[Requirements]: Gather each line of the records where "title" appears.

[Start of Material to process]

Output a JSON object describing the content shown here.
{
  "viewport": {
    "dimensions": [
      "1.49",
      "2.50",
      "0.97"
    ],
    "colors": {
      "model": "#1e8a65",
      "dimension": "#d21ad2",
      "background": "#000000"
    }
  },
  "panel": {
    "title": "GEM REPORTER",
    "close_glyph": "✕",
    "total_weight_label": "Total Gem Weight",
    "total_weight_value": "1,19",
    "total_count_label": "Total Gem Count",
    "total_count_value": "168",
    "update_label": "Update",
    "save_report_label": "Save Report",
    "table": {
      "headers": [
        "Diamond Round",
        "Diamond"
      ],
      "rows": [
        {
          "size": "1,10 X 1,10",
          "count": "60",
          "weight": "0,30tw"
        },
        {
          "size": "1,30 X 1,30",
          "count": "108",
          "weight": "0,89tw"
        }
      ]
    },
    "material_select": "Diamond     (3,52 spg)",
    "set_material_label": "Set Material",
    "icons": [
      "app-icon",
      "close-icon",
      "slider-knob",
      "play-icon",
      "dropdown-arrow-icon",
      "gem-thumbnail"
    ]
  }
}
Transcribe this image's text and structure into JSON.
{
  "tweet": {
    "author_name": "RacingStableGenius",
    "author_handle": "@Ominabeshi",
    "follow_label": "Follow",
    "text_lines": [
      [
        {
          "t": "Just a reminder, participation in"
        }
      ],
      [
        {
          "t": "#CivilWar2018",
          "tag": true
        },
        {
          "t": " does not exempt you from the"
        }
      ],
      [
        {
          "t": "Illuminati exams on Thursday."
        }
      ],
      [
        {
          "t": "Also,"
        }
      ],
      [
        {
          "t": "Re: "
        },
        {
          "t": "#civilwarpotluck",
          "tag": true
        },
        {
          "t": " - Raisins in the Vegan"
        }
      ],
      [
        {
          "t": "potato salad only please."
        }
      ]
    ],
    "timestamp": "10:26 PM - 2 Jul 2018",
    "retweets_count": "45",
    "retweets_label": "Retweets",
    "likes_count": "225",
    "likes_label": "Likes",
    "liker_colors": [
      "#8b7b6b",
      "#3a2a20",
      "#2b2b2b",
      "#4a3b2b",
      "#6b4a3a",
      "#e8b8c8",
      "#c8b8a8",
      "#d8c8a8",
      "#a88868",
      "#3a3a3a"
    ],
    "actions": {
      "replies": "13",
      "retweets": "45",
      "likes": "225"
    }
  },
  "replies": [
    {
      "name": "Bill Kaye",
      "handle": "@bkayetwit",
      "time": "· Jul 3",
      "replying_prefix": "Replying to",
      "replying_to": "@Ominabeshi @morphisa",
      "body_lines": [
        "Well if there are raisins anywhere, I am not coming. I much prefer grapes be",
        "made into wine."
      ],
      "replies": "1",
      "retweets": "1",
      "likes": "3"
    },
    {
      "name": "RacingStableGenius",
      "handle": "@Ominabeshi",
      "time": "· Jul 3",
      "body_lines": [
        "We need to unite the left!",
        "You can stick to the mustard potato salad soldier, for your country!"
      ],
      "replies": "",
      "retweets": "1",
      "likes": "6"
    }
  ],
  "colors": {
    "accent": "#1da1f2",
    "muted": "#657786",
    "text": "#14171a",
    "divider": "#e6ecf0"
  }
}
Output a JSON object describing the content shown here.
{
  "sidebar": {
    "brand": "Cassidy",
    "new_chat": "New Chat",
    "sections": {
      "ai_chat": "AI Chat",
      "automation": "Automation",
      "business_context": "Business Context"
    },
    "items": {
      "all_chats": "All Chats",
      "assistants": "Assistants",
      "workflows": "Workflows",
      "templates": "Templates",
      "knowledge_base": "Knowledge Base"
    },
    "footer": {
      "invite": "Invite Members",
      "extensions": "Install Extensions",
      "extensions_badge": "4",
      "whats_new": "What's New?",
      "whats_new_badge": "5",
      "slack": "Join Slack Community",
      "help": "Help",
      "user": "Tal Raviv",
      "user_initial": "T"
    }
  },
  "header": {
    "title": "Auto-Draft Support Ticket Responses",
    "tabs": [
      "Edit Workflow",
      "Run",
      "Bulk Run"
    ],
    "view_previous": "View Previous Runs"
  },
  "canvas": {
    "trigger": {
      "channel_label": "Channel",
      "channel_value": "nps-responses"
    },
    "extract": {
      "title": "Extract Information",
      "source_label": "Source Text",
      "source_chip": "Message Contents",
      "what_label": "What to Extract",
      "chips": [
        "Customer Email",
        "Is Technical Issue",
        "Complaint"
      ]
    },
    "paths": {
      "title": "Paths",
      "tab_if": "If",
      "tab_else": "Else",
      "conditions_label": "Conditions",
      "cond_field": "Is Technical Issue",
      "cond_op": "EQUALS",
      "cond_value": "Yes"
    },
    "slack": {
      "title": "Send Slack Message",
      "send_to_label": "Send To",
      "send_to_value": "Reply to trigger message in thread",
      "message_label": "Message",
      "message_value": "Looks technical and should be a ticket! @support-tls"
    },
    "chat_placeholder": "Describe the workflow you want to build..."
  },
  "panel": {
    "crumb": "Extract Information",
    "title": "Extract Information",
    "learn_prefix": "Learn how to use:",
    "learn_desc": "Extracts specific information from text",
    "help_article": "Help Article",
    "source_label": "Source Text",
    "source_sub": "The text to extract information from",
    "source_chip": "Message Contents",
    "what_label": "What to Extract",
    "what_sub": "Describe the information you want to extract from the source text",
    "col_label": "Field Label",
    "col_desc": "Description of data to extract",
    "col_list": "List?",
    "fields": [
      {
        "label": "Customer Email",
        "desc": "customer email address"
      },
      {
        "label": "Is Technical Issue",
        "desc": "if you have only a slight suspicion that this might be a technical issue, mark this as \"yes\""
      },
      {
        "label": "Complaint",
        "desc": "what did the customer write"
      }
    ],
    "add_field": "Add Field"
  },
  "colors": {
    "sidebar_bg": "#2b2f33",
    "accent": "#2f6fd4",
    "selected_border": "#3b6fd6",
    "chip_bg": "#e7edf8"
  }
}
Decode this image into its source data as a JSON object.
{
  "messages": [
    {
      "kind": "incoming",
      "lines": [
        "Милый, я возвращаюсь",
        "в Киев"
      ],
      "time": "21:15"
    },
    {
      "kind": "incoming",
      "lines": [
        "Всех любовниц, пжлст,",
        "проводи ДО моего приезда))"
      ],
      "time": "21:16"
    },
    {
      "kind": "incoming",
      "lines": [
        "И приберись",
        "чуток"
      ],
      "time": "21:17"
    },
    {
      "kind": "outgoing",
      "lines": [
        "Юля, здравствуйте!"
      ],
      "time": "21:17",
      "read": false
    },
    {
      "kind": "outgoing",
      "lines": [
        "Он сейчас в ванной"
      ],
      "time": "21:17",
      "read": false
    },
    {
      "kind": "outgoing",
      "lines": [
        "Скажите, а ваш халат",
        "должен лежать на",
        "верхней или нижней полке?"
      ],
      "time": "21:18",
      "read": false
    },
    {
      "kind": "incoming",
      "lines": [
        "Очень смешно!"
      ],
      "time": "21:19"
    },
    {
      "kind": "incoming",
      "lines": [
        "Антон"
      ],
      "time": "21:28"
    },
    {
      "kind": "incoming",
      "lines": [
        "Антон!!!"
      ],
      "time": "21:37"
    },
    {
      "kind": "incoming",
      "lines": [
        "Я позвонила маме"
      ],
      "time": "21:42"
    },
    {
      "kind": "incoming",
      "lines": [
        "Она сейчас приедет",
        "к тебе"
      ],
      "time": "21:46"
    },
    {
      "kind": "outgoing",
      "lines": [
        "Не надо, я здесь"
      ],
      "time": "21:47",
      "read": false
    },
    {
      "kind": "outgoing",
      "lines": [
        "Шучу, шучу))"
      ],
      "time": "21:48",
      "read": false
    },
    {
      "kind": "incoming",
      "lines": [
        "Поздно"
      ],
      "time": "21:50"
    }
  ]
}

[End of Material to process]

[The response]:
    "title": "GEM REPORTER",
    "title": "Auto-Draft Support Ticket Responses",
      "title": "Extract Information",
      "title": "Paths",
      "title": "Send Slack Message",
    "title": "Extract Information",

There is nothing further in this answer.